§ EXERCISE DESCRIPTION: Print, exactly and completely, every entry in the data.

··· EXTRACTED ENTRIES ···

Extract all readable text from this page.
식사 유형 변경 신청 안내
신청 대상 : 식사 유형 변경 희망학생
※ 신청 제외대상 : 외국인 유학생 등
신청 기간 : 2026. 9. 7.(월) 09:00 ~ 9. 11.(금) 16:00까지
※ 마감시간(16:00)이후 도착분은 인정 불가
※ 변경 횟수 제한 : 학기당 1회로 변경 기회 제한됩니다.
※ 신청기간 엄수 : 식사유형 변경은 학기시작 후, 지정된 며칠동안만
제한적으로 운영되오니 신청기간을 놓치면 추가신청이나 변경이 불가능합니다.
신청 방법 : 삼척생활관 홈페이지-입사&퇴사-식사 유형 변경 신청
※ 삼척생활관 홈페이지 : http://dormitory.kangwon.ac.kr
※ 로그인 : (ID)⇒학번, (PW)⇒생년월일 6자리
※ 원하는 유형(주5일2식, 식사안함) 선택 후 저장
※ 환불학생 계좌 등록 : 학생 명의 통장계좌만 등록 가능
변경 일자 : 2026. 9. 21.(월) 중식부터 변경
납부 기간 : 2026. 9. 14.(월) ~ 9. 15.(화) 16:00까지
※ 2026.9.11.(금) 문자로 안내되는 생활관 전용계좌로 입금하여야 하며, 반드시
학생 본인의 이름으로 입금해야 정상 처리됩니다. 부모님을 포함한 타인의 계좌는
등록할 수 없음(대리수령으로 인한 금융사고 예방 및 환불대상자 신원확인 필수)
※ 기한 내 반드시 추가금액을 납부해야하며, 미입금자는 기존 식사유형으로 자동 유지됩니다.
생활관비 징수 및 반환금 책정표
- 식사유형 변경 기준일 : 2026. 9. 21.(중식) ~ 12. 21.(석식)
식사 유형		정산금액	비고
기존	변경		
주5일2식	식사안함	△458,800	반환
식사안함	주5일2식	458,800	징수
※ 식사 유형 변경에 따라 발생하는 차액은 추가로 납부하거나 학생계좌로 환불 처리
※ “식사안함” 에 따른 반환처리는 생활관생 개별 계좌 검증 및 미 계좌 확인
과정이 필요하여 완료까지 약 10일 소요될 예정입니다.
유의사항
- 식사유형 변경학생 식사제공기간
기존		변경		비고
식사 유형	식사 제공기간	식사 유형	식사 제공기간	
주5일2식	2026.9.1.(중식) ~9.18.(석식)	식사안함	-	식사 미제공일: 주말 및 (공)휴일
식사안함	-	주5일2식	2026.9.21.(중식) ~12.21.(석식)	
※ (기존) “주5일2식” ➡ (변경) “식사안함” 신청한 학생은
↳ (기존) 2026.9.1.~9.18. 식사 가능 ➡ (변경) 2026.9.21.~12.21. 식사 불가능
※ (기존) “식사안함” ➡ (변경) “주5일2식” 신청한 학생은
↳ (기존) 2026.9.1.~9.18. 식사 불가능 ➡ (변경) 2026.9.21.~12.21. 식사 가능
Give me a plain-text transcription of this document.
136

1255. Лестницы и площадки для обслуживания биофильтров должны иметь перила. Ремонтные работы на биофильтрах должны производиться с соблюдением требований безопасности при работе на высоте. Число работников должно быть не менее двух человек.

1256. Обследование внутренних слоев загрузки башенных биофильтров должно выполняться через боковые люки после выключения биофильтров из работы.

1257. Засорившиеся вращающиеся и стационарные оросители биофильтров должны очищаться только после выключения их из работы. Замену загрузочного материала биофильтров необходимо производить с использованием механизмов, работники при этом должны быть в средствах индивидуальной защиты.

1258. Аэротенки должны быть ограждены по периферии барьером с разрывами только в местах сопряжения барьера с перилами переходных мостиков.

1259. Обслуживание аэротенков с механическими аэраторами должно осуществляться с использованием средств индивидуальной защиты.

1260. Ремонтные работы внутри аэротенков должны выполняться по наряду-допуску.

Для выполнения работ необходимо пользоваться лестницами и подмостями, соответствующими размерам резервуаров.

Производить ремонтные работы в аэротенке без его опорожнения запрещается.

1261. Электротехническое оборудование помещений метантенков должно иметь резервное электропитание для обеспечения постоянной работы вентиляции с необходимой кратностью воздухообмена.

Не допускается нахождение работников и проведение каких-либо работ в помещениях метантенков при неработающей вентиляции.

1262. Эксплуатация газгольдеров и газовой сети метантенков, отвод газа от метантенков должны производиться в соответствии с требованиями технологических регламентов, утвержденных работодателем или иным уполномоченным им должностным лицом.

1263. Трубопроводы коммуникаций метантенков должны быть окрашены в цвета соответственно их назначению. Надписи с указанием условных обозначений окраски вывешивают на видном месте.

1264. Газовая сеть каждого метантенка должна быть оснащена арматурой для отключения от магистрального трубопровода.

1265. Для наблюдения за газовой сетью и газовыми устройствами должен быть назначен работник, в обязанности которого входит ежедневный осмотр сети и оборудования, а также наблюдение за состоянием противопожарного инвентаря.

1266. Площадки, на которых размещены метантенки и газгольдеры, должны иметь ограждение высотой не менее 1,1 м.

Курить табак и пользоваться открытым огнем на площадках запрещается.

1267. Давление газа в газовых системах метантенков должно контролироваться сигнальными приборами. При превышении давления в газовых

···

§ COMPLETE OUTPUT:
Extract all readable text from this page.
식사 유형 변경 신청 안내
신청 대상 : 식사 유형 변경 희망학생
※ 신청 제외대상 : 외국인 유학생 등
신청 기간 : 2026. 9. 7.(월) 09:00 ~ 9. 11.(금) 16:00까지
※ 마감시간(16:00)이후 도착분은 인정 불가
※ 변경 횟수 제한 : 학기당 1회로 변경 기회 제한됩니다.
※ 신청기간 엄수 : 식사유형 변경은 학기시작 후, 지정된 며칠동안만
제한적으로 운영되오니 신청기간을 놓치면 추가신청이나 변경이 불가능합니다.
신청 방법 : 삼척생활관 홈페이지-입사&퇴사-식사 유형 변경 신청
※ 삼척생활관 홈페이지 : http://dormitory.kangwon.ac.kr
※ 로그인 : (ID)⇒학번, (PW)⇒생년월일 6자리
※ 원하는 유형(주5일2식, 식사안함) 선택 후 저장
※ 환불학생 계좌 등록 : 학생 명의 통장계좌만 등록 가능
변경 일자 : 2026. 9. 21.(월) 중식부터 변경
납부 기간 : 2026. 9. 14.(월) ~ 9. 15.(화) 16:00까지
※ 2026.9.11.(금) 문자로 안내되는 생활관 전용계좌로 입금하여야 하며, 반드시
학생 본인의 이름으로 입금해야 정상 처리됩니다. 부모님을 포함한 타인의 계좌는
등록할 수 없음(대리수령으로 인한 금융사고 예방 및 환불대상자 신원확인 필수)
※ 기한 내 반드시 추가금액을 납부해야하며, 미입금자는 기존 식사유형으로 자동 유지됩니다.
생활관비 징수 및 반환금 책정표
- 식사유형 변경 기준일 : 2026. 9. 21.(중식) ~ 12. 21.(석식)
식사 유형		정산금액	비고
기존	변경		
주5일2식	식사안함	△458,800	반환
식사안함	주5일2식	458,800	징수
※ 식사 유형 변경에 따라 발생하는 차액은 추가로 납부하거나 학생계좌로 환불 처리
※ “식사안함” 에 따른 반환처리는 생활관생 개별 계좌 검증 및 미 계좌 확인
과정이 필요하여 완료까지 약 10일 소요될 예정입니다.
유의사항
- 식사유형 변경학생 식사제공기간
기존		변경		비고
식사 유형	식사 제공기간	식사 유형	식사 제공기간	
주5일2식	2026.9.1.(중식) ~9.18.(석식)	식사안함	-	식사 미제공일: 주말 및 (공)휴일
식사안함	-	주5일2식	2026.9.21.(중식) ~12.21.(석식)	
※ (기존) “주5일2식” ➡ (변경) “식사안함” 신청한 학생은
↳ (기존) 2026.9.1.~9.18. 식사 가능 ➡ (변경) 2026.9.21.~12.21. 식사 불가능
※ (기존) “식사안함” ➡ (변경) “주5일2식” 신청한 학생은
↳ (기존) 2026.9.1.~9.18. 식사 불가능 ➡ (변경) 2026.9.21.~12.21. 식사 가능
Give me a plain-text transcription of this document.
136

1255. Лестницы и площадки для обслуживания биофильтров должны иметь перила. Ремонтные работы на биофильтрах должны производиться с соблюдением требований безопасности при работе на высоте. Число работников должно быть не менее двух человек.

1256. Обследование внутренних слоев загрузки башенных биофильтров должно выполняться через боковые люки после выключения биофильтров из работы.

1257. Засорившиеся вращающиеся и стационарные оросители биофильтров должны очищаться только после выключения их из работы. Замену загрузочного материала биофильтров необходимо производить с использованием механизмов, работники при этом должны быть в средствах индивидуальной защиты.

1258. Аэротенки должны быть ограждены по периферии барьером с разрывами только в местах сопряжения барьера с перилами переходных мостиков.

1259. Обслуживание аэротенков с механическими аэраторами должно осуществляться с использованием средств индивидуальной защиты.

1260. Ремонтные работы внутри аэротенков должны выполняться по наряду-допуску.

Для выполнения работ необходимо пользоваться лестницами и подмостями, соответствующими размерам резервуаров.

Производить ремонтные работы в аэротенке без его опорожнения запрещается.

1261. Электротехническое оборудование помещений метантенков должно иметь резервное электропитание для обеспечения постоянной работы вентиляции с необходимой кратностью воздухообмена.

Не допускается нахождение работников и проведение каких-либо работ в помещениях метантенков при неработающей вентиляции.

1262. Эксплуатация газгольдеров и газовой сети метантенков, отвод газа от метантенков должны производиться в соответствии с требованиями технологических регламентов, утвержденных работодателем или иным уполномоченным им должностным лицом.

1263. Трубопроводы коммуникаций метантенков должны быть окрашены в цвета соответственно их назначению. Надписи с указанием условных обозначений окраски вывешивают на видном месте.

1264. Газовая сеть каждого метантенка должна быть оснащена арматурой для отключения от магистрального трубопровода.

1265. Для наблюдения за газовой сетью и газовыми устройствами должен быть назначен работник, в обязанности которого входит ежедневный осмотр сети и оборудования, а также наблюдение за состоянием противопожарного инвентаря.

1266. Площадки, на которых размещены метантенки и газгольдеры, должны иметь ограждение высотой не менее 1,1 м.

Курить табак и пользоваться открытым огнем на площадках запрещается.

1267. Давление газа в газовых системах метантенков должно контролироваться сигнальными приборами. При превышении давления в газовых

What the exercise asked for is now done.